• **GOAL OF THE EXERCISE**
Can you output the material exactly as written, minus any pictures it holds?

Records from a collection
+++
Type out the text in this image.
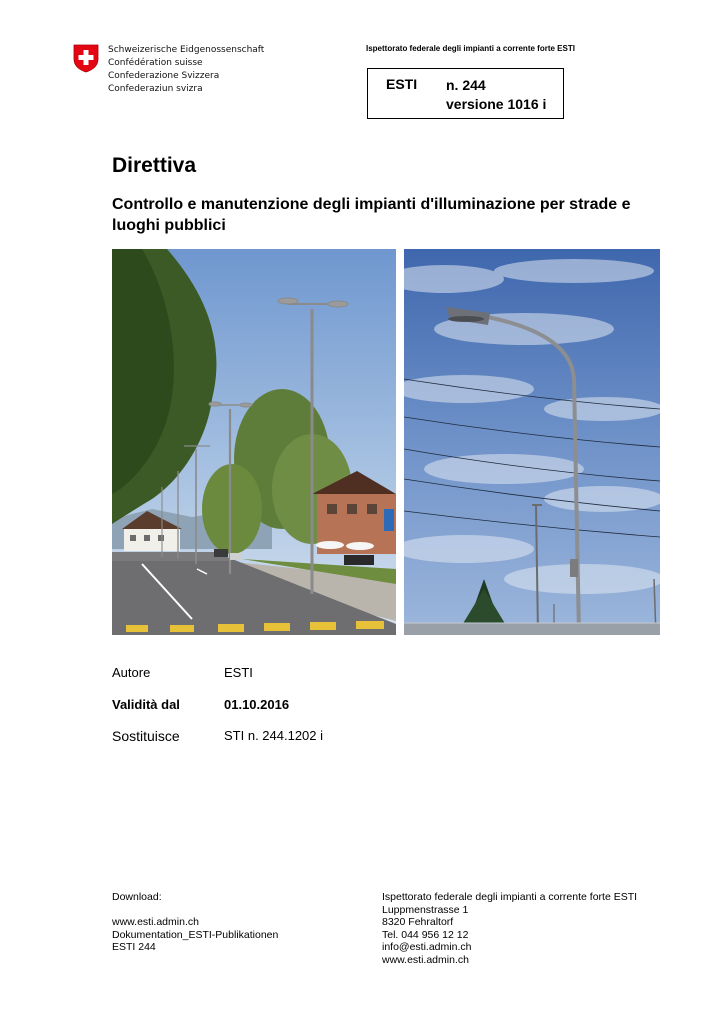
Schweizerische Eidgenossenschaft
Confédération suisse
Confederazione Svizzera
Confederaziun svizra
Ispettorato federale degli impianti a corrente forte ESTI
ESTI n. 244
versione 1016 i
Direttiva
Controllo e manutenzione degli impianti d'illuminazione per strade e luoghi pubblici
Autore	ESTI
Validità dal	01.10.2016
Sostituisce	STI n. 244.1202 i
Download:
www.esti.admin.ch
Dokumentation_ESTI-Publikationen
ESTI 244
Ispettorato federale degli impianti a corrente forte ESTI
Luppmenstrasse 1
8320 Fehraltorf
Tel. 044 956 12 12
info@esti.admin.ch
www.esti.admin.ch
+++
• **THE SOLUTION**
Type out the text in this image.
Schweizerische Eidgenossenschaft
Confédération suisse
Confederazione Svizzera
Confederaziun svizra
Ispettorato federale degli impianti a corrente forte ESTI
ESTI n. 244
versione 1016 i
Direttiva
Controllo e manutenzione degli impianti d'illuminazione per strade e luoghi pubblici
Autore	ESTI
Validità dal	01.10.2016
Sostituisce	STI n. 244.1202 i
Download:
www.esti.admin.ch
Dokumentation_ESTI-Publikationen
ESTI 244
Ispettorato federale degli impianti a corrente forte ESTI
Luppmenstrasse 1
8320 Fehraltorf
Tel. 044 956 12 12
info@esti.admin.ch
www.esti.admin.ch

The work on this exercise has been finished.